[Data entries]

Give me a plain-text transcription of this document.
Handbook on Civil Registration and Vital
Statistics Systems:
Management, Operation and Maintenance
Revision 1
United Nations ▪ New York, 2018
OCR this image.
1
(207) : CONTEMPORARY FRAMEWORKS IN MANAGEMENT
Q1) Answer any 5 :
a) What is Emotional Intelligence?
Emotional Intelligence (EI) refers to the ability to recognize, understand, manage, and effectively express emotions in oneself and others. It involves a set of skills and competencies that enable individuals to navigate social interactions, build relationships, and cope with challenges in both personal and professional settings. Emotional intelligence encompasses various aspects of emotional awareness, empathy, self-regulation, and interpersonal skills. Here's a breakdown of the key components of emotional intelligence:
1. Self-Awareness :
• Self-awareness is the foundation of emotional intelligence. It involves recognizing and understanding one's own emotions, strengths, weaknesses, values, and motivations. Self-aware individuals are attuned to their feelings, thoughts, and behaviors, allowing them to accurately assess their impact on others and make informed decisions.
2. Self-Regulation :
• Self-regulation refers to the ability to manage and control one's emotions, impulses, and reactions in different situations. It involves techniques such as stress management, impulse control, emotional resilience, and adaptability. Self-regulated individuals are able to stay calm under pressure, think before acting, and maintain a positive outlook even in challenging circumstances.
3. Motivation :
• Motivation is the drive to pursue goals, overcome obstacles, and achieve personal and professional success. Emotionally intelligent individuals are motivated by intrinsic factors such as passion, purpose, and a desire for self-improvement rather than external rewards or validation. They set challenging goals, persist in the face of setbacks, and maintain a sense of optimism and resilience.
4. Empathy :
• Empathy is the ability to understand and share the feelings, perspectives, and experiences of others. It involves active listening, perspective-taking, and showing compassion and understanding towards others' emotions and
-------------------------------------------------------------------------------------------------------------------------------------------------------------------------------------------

# DIRECTIONS FOR THIS TASK:
Each line of the material should be echoed exactly.

# THE SOLUTION:
Give me a plain-text transcription of this document.
Handbook on Civil Registration and Vital
Statistics Systems:
Management, Operation and Maintenance
Revision 1
United Nations ▪ New York, 2018
OCR this image.
1
(207) : CONTEMPORARY FRAMEWORKS IN MANAGEMENT
Q1) Answer any 5 :
a) What is Emotional Intelligence?
Emotional Intelligence (EI) refers to the ability to recognize, understand, manage, and effectively express emotions in oneself and others. It involves a set of skills and competencies that enable individuals to navigate social interactions, build relationships, and cope with challenges in both personal and professional settings. Emotional intelligence encompasses various aspects of emotional awareness, empathy, self-regulation, and interpersonal skills. Here's a breakdown of the key components of emotional intelligence:
1. Self-Awareness :
• Self-awareness is the foundation of emotional intelligence. It involves recognizing and understanding one's own emotions, strengths, weaknesses, values, and motivations. Self-aware individuals are attuned to their feelings, thoughts, and behaviors, allowing them to accurately assess their impact on others and make informed decisions.
2. Self-Regulation :
• Self-regulation refers to the ability to manage and control one's emotions, impulses, and reactions in different situations. It involves techniques such as stress management, impulse control, emotional resilience, and adaptability. Self-regulated individuals are able to stay calm under pressure, think before acting, and maintain a positive outlook even in challenging circumstances.
3. Motivation :
• Motivation is the drive to pursue goals, overcome obstacles, and achieve personal and professional success. Emotionally intelligent individuals are motivated by intrinsic factors such as passion, purpose, and a desire for self-improvement rather than external rewards or validation. They set challenging goals, persist in the face of setbacks, and maintain a sense of optimism and resilience.
4. Empathy :
• Empathy is the ability to understand and share the feelings, perspectives, and experiences of others. It involves active listening, perspective-taking, and showing compassion and understanding towards others' emotions and
-------------------------------------------------------------------------------------------------------------------------------------------------------------------------------------------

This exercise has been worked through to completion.